--- THE PROBLEM ---
Write out every single entry exactly.

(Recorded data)
:::::

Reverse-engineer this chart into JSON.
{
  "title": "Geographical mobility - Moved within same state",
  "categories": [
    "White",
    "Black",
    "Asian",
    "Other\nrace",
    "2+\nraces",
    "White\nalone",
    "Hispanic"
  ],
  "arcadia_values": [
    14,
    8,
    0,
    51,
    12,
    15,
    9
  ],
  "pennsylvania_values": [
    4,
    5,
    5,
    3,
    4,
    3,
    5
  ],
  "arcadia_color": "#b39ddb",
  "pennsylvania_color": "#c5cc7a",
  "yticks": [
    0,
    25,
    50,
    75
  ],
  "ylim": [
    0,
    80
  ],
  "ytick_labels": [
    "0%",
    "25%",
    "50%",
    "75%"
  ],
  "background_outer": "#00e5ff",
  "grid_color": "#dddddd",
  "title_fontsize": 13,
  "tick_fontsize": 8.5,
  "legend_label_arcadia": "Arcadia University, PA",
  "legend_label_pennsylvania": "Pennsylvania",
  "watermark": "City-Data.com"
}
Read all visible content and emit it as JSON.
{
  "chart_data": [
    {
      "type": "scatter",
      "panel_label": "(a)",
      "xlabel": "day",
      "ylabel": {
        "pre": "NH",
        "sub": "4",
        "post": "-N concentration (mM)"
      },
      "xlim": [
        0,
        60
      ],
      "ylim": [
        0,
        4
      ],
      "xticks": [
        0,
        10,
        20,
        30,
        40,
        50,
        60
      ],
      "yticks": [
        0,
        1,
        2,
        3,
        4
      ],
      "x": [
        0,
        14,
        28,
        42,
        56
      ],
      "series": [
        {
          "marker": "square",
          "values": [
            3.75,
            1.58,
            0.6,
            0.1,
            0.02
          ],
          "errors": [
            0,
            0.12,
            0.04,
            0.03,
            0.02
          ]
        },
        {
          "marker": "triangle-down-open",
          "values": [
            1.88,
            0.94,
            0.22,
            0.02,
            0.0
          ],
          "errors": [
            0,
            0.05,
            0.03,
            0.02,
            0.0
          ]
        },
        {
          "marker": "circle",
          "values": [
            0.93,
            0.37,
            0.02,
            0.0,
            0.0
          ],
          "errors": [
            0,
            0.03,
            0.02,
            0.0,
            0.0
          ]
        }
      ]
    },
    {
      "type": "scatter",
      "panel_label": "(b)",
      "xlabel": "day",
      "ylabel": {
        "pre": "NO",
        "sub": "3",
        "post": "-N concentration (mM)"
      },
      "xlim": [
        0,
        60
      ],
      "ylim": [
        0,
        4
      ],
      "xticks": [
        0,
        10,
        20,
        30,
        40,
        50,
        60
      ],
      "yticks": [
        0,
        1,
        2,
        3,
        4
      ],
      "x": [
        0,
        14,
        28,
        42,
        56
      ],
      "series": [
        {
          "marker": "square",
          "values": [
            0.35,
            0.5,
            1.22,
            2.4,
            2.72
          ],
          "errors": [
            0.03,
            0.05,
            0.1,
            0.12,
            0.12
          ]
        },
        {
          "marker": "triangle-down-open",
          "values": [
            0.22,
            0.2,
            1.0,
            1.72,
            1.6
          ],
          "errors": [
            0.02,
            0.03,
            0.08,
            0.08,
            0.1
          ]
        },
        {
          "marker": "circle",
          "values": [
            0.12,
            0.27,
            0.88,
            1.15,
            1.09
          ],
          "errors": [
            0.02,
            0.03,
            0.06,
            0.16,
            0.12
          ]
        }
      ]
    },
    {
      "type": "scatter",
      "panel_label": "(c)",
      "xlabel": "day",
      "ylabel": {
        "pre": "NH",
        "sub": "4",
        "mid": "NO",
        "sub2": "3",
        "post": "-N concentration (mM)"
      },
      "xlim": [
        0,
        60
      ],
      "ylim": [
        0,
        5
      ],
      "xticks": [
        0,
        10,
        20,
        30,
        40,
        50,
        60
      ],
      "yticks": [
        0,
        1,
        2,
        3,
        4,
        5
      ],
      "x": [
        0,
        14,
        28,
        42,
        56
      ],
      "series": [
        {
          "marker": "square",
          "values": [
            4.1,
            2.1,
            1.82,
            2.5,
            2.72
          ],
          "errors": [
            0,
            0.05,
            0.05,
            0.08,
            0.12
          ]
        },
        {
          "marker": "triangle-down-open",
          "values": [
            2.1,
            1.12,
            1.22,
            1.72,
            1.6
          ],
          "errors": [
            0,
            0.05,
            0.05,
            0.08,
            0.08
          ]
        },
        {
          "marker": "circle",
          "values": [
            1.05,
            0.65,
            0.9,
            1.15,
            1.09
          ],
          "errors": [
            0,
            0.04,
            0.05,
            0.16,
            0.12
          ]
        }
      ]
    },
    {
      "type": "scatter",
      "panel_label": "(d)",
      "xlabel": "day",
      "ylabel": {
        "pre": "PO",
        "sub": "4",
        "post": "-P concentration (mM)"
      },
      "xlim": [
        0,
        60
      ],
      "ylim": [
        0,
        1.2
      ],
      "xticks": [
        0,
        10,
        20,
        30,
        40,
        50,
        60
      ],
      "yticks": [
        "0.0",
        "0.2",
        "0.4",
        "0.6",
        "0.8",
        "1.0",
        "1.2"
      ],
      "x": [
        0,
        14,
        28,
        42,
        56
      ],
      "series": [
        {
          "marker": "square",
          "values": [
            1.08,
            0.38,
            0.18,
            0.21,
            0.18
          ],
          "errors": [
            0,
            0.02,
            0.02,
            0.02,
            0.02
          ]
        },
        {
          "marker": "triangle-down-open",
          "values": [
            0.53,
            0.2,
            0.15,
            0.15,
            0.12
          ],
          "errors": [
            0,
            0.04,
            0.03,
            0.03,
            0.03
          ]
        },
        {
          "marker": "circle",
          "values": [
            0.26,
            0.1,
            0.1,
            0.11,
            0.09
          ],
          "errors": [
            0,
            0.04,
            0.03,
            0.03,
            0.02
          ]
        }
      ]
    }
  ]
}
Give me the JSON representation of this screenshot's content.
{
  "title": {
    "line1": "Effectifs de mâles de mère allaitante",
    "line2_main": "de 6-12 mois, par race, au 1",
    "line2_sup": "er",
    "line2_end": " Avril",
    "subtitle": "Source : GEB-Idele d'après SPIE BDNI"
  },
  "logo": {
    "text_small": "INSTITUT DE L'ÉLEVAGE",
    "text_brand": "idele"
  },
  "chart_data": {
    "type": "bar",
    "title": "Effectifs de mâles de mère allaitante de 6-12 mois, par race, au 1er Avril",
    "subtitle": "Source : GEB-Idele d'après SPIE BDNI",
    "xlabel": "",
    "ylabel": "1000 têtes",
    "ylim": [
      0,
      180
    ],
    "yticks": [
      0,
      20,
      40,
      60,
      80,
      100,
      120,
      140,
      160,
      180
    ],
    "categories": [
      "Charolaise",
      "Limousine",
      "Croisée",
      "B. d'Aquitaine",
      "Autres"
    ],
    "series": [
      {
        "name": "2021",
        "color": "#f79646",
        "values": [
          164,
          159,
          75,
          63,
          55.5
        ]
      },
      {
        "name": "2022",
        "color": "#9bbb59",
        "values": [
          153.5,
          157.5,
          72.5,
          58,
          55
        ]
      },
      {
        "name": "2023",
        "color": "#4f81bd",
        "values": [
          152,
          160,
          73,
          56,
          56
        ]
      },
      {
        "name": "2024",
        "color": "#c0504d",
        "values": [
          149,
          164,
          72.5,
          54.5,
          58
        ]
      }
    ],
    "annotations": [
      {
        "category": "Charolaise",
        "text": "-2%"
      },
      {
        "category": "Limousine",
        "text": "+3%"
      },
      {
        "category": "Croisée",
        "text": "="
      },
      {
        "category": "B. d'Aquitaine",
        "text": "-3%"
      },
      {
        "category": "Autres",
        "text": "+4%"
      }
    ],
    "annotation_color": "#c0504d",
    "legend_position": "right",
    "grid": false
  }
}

:::::

--- SOLUTION BELOW ---
Reverse-engineer this chart into JSON.
{
  "title": "Geographical mobility - Moved within same state",
  "categories": [
    "White",
    "Black",
    "Asian",
    "Other\nrace",
    "2+\nraces",
    "White\nalone",
    "Hispanic"
  ],
  "arcadia_values": [
    14,
    8,
    0,
    51,
    12,
    15,
    9
  ],
  "pennsylvania_values": [
    4,
    5,
    5,
    3,
    4,
    3,
    5
  ],
  "arcadia_color": "#b39ddb",
  "pennsylvania_color": "#c5cc7a",
  "yticks": [
    0,
    25,
    50,
    75
  ],
  "ylim": [
    0,
    80
  ],
  "ytick_labels": [
    "0%",
    "25%",
    "50%",
    "75%"
  ],
  "background_outer": "#00e5ff",
  "grid_color": "#dddddd",
  "title_fontsize": 13,
  "tick_fontsize": 8.5,
  "legend_label_arcadia": "Arcadia University, PA",
  "legend_label_pennsylvania": "Pennsylvania",
  "watermark": "City-Data.com"
}
Read all visible content and emit it as JSON.
{
  "chart_data": [
    {
      "type": "scatter",
      "panel_label": "(a)",
      "xlabel": "day",
      "ylabel": {
        "pre": "NH",
        "sub": "4",
        "post": "-N concentration (mM)"
      },
      "xlim": [
        0,
        60
      ],
      "ylim": [
        0,
        4
      ],
      "xticks": [
        0,
        10,
        20,
        30,
        40,
        50,
        60
      ],
      "yticks": [
        0,
        1,
        2,
        3,
        4
      ],
      "x": [
        0,
        14,
        28,
        42,
        56
      ],
      "series": [
        {
          "marker": "square",
          "values": [
            3.75,
            1.58,
            0.6,
            0.1,
            0.02
          ],
          "errors": [
            0,
            0.12,
            0.04,
            0.03,
            0.02
          ]
        },
        {
          "marker": "triangle-down-open",
          "values": [
            1.88,
            0.94,
            0.22,
            0.02,
            0.0
          ],
          "errors": [
            0,
            0.05,
            0.03,
            0.02,
            0.0
          ]
        },
        {
          "marker": "circle",
          "values": [
            0.93,
            0.37,
            0.02,
            0.0,
            0.0
          ],
          "errors": [
            0,
            0.03,
            0.02,
            0.0,
            0.0
          ]
        }
      ]
    },
    {
      "type": "scatter",
      "panel_label": "(b)",
      "xlabel": "day",
      "ylabel": {
        "pre": "NO",
        "sub": "3",
        "post": "-N concentration (mM)"
      },
      "xlim": [
        0,
        60
      ],
      "ylim": [
        0,
        4
      ],
      "xticks": [
        0,
        10,
        20,
        30,
        40,
        50,
        60
      ],
      "yticks": [
        0,
        1,
        2,
        3,
        4
      ],
      "x": [
        0,
        14,
        28,
        42,
        56
      ],
      "series": [
        {
          "marker": "square",
          "values": [
            0.35,
            0.5,
            1.22,
            2.4,
            2.72
          ],
          "errors": [
            0.03,
            0.05,
            0.1,
            0.12,
            0.12
          ]
        },
        {
          "marker": "triangle-down-open",
          "values": [
            0.22,
            0.2,
            1.0,
            1.72,
            1.6
          ],
          "errors": [
            0.02,
            0.03,
            0.08,
            0.08,
            0.1
          ]
        },
        {
          "marker": "circle",
          "values": [
            0.12,
            0.27,
            0.88,
            1.15,
            1.09
          ],
          "errors": [
            0.02,
            0.03,
            0.06,
            0.16,
            0.12
          ]
        }
      ]
    },
    {
      "type": "scatter",
      "panel_label": "(c)",
      "xlabel": "day",
      "ylabel": {
        "pre": "NH",
        "sub": "4",
        "mid": "NO",
        "sub2": "3",
        "post": "-N concentration (mM)"
      },
      "xlim": [
        0,
        60
      ],
      "ylim": [
        0,
        5
      ],
      "xticks": [
        0,
        10,
        20,
        30,
        40,
        50,
        60
      ],
      "yticks": [
        0,
        1,
        2,
        3,
        4,
        5
      ],
      "x": [
        0,
        14,
        28,
        42,
        56
      ],
      "series": [
        {
          "marker": "square",
          "values": [
            4.1,
            2.1,
            1.82,
            2.5,
            2.72
          ],
          "errors": [
            0,
            0.05,
            0.05,
            0.08,
            0.12
          ]
        },
        {
          "marker": "triangle-down-open",
          "values": [
            2.1,
            1.12,
            1.22,
            1.72,
            1.6
          ],
          "errors": [
            0,
            0.05,
            0.05,
            0.08,
            0.08
          ]
        },
        {
          "marker": "circle",
          "values": [
            1.05,
            0.65,
            0.9,
            1.15,
            1.09
          ],
          "errors": [
            0,
            0.04,
            0.05,
            0.16,
            0.12
          ]
        }
      ]
    },
    {
      "type": "scatter",
      "panel_label": "(d)",
      "xlabel": "day",
      "ylabel": {
        "pre": "PO",
        "sub": "4",
        "post": "-P concentration (mM)"
      },
      "xlim": [
        0,
        60
      ],
      "ylim": [
        0,
        1.2
      ],
      "xticks": [
        0,
        10,
        20,
        30,
        40,
        50,
        60
      ],
      "yticks": [
        "0.0",
        "0.2",
        "0.4",
        "0.6",
        "0.8",
        "1.0",
        "1.2"
      ],
      "x": [
        0,
        14,
        28,
        42,
        56
      ],
      "series": [
        {
          "marker": "square",
          "values": [
            1.08,
            0.38,
            0.18,
            0.21,
            0.18
          ],
          "errors": [
            0,
            0.02,
            0.02,
            0.02,
            0.02
          ]
        },
        {
          "marker": "triangle-down-open",
          "values": [
            0.53,
            0.2,
            0.15,
            0.15,
            0.12
          ],
          "errors": [
            0,
            0.04,
            0.03,
            0.03,
            0.03
          ]
        },
        {
          "marker": "circle",
          "values": [
            0.26,
            0.1,
            0.1,
            0.11,
            0.09
          ],
          "errors": [
            0,
            0.04,
            0.03,
            0.03,
            0.02
          ]
        }
      ]
    }
  ]
}
Give me the JSON representation of this screenshot's content.
{
  "title": {
    "line1": "Effectifs de mâles de mère allaitante",
    "line2_main": "de 6-12 mois, par race, au 1",
    "line2_sup": "er",
    "line2_end": " Avril",
    "subtitle": "Source : GEB-Idele d'après SPIE BDNI"
  },
  "logo": {
    "text_small": "INSTITUT DE L'ÉLEVAGE",
    "text_brand": "idele"
  },
  "chart_data": {
    "type": "bar",
    "title": "Effectifs de mâles de mère allaitante de 6-12 mois, par race, au 1er Avril",
    "subtitle": "Source : GEB-Idele d'après SPIE BDNI",
    "xlabel": "",
    "ylabel": "1000 têtes",
    "ylim": [
      0,
      180
    ],
    "yticks": [
      0,
      20,
      40,
      60,
      80,
      100,
      120,
      140,
      160,
      180
    ],
    "categories": [
      "Charolaise",
      "Limousine",
      "Croisée",
      "B. d'Aquitaine",
      "Autres"
    ],
    "series": [
      {
        "name": "2021",
        "color": "#f79646",
        "values": [
          164,
          159,
          75,
          63,
          55.5
        ]
      },
      {
        "name": "2022",
        "color": "#9bbb59",
        "values": [
          153.5,
          157.5,
          72.5,
          58,
          55
        ]
      },
      {
        "name": "2023",
        "color": "#4f81bd",
        "values": [
          152,
          160,
          73,
          56,
          56
        ]
      },
      {
        "name": "2024",
        "color": "#c0504d",
        "values": [
          149,
          164,
          72.5,
          54.5,
          58
        ]
      }
    ],
    "annotations": [
      {
        "category": "Charolaise",
        "text": "-2%"
      },
      {
        "category": "Limousine",
        "text": "+3%"
      },
      {
        "category": "Croisée",
        "text": "="
      },
      {
        "category": "B. d'Aquitaine",
        "text": "-3%"
      },
      {
        "category": "Autres",
        "text": "+4%"
      }
    ],
    "annotation_color": "#c0504d",
    "legend_position": "right",
    "grid": false
  }
}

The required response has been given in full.